#### Aim
Narrow the data below down to the lines containing "text".

_ _ _ _

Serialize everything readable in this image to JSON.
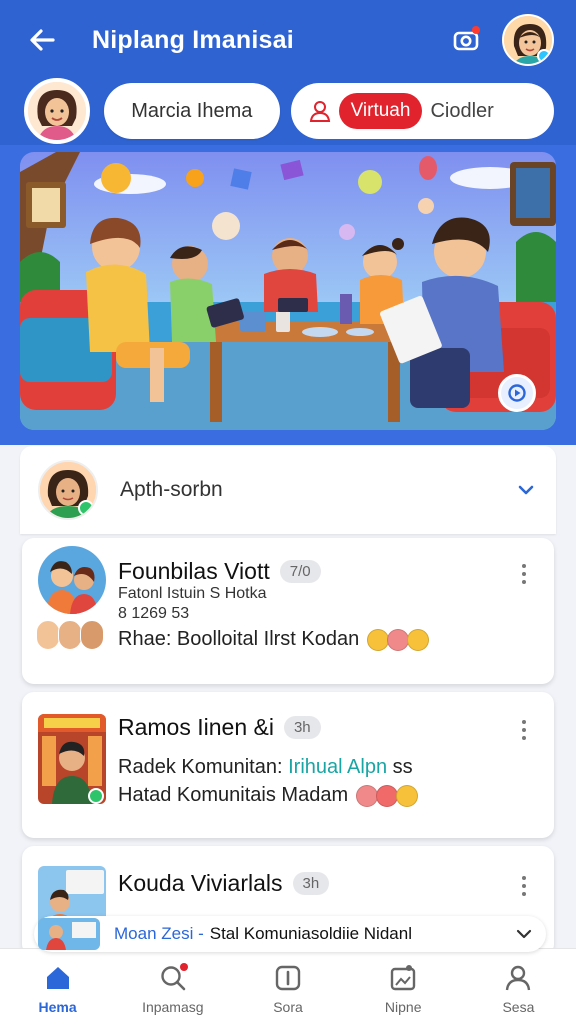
{
  "header": {
    "title": "Niplang Imanisai",
    "back_icon": "arrow-left-icon",
    "camera_icon": "camera-icon",
    "accent": "#2f63d1"
  },
  "pills": {
    "name": "Marcia Ihema",
    "mode_active": "Virtuah",
    "mode_alt": "Ciodler",
    "accent_red": "#e0232d"
  },
  "group": {
    "name": "Apth-sorbn"
  },
  "posts": [
    {
      "name": "Founbilas Viott",
      "count": "7/0",
      "sub1": "Fatonl Istuin S Hotka",
      "sub2": "8 1269 53",
      "text": "Rhae: Boolloital Ilrst Kodan"
    },
    {
      "name": "Ramos Iinen &i",
      "count": "3h",
      "line1_prefix": "Radek Komunitan:",
      "line1_highlight": "Irihual Alpn",
      "line1_suffix": "ss",
      "line2": "Hatad Komunitais Madam"
    },
    {
      "name": "Kouda Viviarlals",
      "count": "3h"
    }
  ],
  "banner": {
    "prefix": "Moan Zesi -",
    "text": "Stal Komuniasoldiie Nidanl"
  },
  "nav": [
    {
      "label": "Hema",
      "icon": "home-icon",
      "active": true
    },
    {
      "label": "Inpamasg",
      "icon": "search-icon",
      "active": false
    },
    {
      "label": "Sora",
      "icon": "add-square-icon",
      "active": false
    },
    {
      "label": "Nipne",
      "icon": "image-edit-icon",
      "active": false
    },
    {
      "label": "Sesa",
      "icon": "profile-icon",
      "active": false
    }
  ]
}
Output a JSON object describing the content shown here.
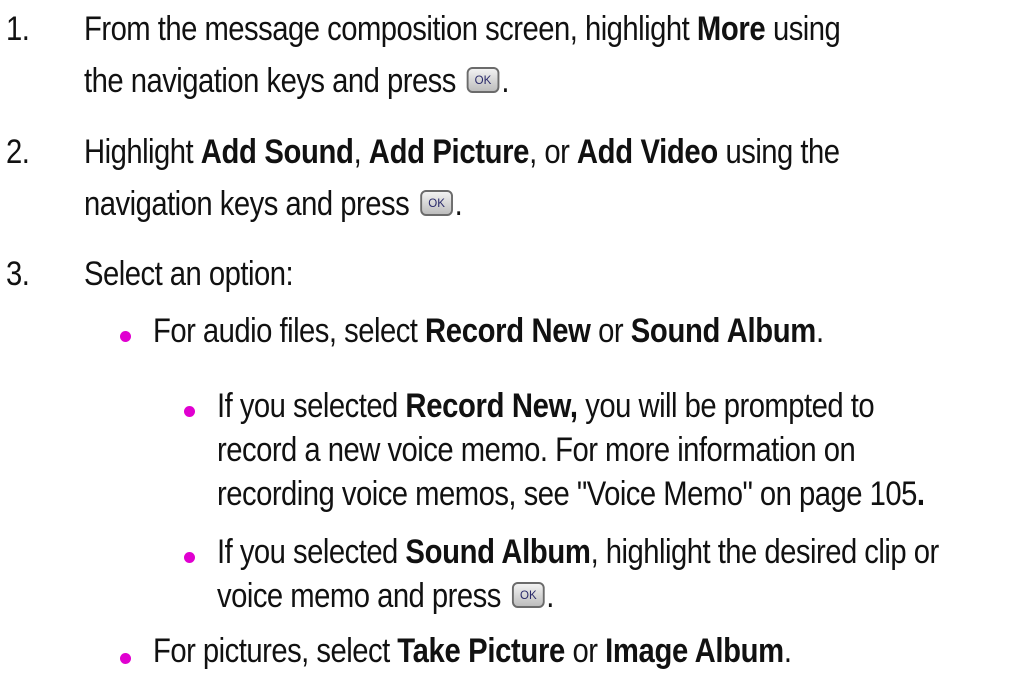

_ _ _ _

#### Problem solution
      "text": "Rhae: Boolloital Ilrst Kodan"
    "text": "Stal Komuniasoldiie Nidanl"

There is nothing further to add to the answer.